▸ Exercise requirements:
In the entries, find all lines that hold the word "상품정보" and copy them.

▸ Exercise materials:
>> Start

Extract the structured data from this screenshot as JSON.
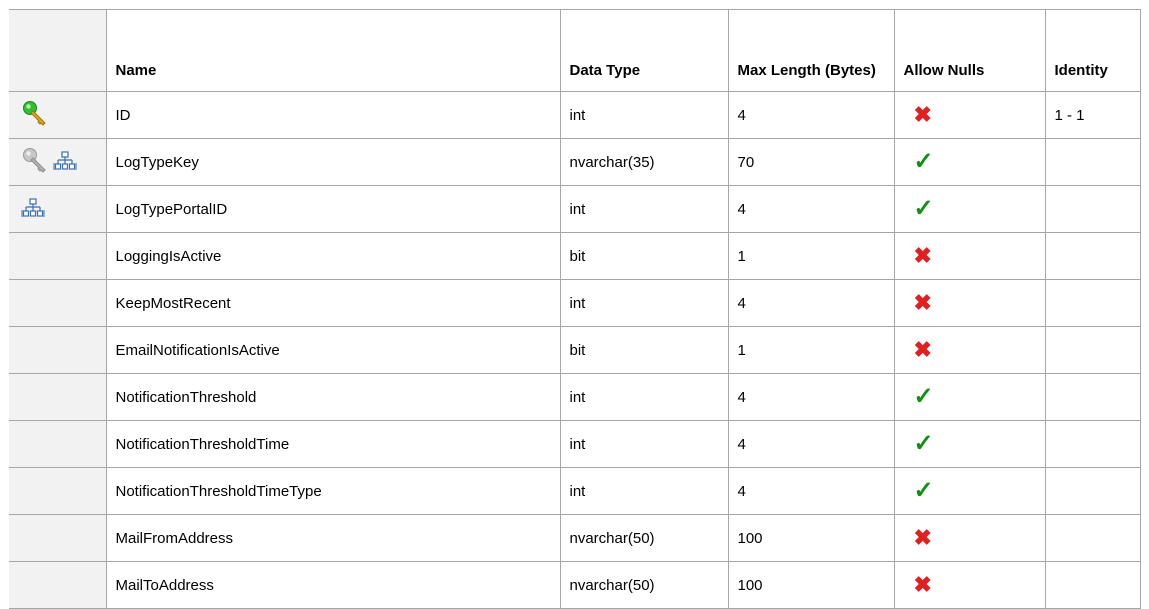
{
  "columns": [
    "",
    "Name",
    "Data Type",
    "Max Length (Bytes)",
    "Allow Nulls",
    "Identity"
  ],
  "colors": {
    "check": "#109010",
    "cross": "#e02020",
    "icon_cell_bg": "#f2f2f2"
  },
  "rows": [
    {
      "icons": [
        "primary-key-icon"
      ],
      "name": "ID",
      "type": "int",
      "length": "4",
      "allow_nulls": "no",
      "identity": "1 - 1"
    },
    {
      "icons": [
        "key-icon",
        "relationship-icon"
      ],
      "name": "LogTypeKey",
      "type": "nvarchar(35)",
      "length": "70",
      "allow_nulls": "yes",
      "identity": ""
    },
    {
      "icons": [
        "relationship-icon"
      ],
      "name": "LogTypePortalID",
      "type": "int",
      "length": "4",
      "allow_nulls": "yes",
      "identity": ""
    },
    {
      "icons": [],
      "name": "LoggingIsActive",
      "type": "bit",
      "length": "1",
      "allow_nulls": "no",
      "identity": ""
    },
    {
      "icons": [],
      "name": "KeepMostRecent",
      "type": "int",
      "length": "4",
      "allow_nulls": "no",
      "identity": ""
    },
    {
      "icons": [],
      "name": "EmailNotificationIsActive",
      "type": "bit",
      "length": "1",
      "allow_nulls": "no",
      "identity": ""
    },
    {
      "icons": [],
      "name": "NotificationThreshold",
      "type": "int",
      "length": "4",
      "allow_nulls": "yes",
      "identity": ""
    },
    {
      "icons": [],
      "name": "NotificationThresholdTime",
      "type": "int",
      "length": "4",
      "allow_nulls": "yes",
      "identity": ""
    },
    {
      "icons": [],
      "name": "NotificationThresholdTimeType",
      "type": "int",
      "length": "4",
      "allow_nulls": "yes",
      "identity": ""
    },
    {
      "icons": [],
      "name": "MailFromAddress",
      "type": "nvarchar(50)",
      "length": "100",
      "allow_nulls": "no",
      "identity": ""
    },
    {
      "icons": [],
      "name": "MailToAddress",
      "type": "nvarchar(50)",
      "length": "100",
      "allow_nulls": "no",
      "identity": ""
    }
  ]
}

>> End
>> Start

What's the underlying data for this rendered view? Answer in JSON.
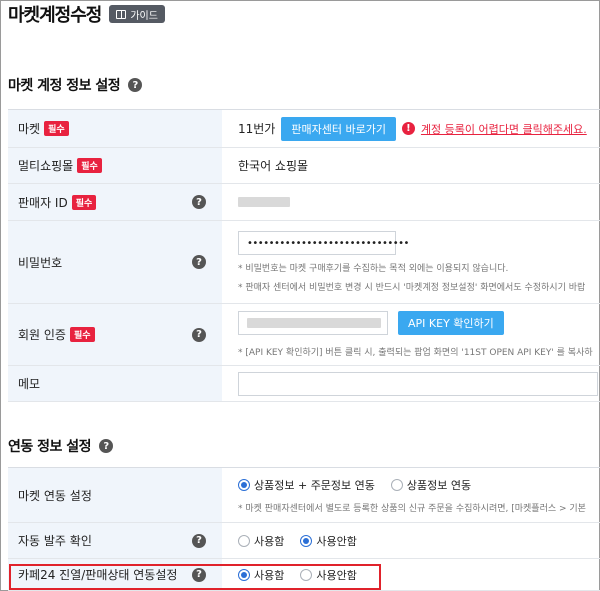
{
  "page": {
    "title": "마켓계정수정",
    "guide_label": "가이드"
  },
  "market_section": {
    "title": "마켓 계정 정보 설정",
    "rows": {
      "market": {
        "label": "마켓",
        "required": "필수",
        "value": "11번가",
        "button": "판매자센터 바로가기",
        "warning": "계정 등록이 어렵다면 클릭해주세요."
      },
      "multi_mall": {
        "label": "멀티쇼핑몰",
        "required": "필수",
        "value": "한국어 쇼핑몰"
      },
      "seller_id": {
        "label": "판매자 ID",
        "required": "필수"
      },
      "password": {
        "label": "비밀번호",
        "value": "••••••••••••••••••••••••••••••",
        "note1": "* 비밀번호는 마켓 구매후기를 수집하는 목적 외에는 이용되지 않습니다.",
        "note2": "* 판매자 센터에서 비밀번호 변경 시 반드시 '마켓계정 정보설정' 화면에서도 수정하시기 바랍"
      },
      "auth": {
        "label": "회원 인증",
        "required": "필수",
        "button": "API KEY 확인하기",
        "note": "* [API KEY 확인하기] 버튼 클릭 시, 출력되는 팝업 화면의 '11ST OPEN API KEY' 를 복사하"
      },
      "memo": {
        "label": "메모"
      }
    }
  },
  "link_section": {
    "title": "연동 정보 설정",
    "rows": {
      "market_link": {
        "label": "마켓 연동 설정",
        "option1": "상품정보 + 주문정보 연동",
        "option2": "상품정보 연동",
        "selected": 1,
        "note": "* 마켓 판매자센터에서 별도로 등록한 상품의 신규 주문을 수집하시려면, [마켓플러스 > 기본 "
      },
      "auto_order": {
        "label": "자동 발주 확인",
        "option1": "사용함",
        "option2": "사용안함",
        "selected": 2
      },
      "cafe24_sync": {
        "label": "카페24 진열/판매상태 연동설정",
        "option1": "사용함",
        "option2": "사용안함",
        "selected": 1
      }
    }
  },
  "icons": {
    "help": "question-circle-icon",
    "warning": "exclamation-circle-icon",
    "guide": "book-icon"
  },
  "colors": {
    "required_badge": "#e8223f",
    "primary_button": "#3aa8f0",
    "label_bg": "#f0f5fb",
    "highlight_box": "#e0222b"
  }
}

>> End

▸ Result of the exercise:
        "option1": "상품정보 + 주문정보 연동",
        "option2": "상품정보 연동",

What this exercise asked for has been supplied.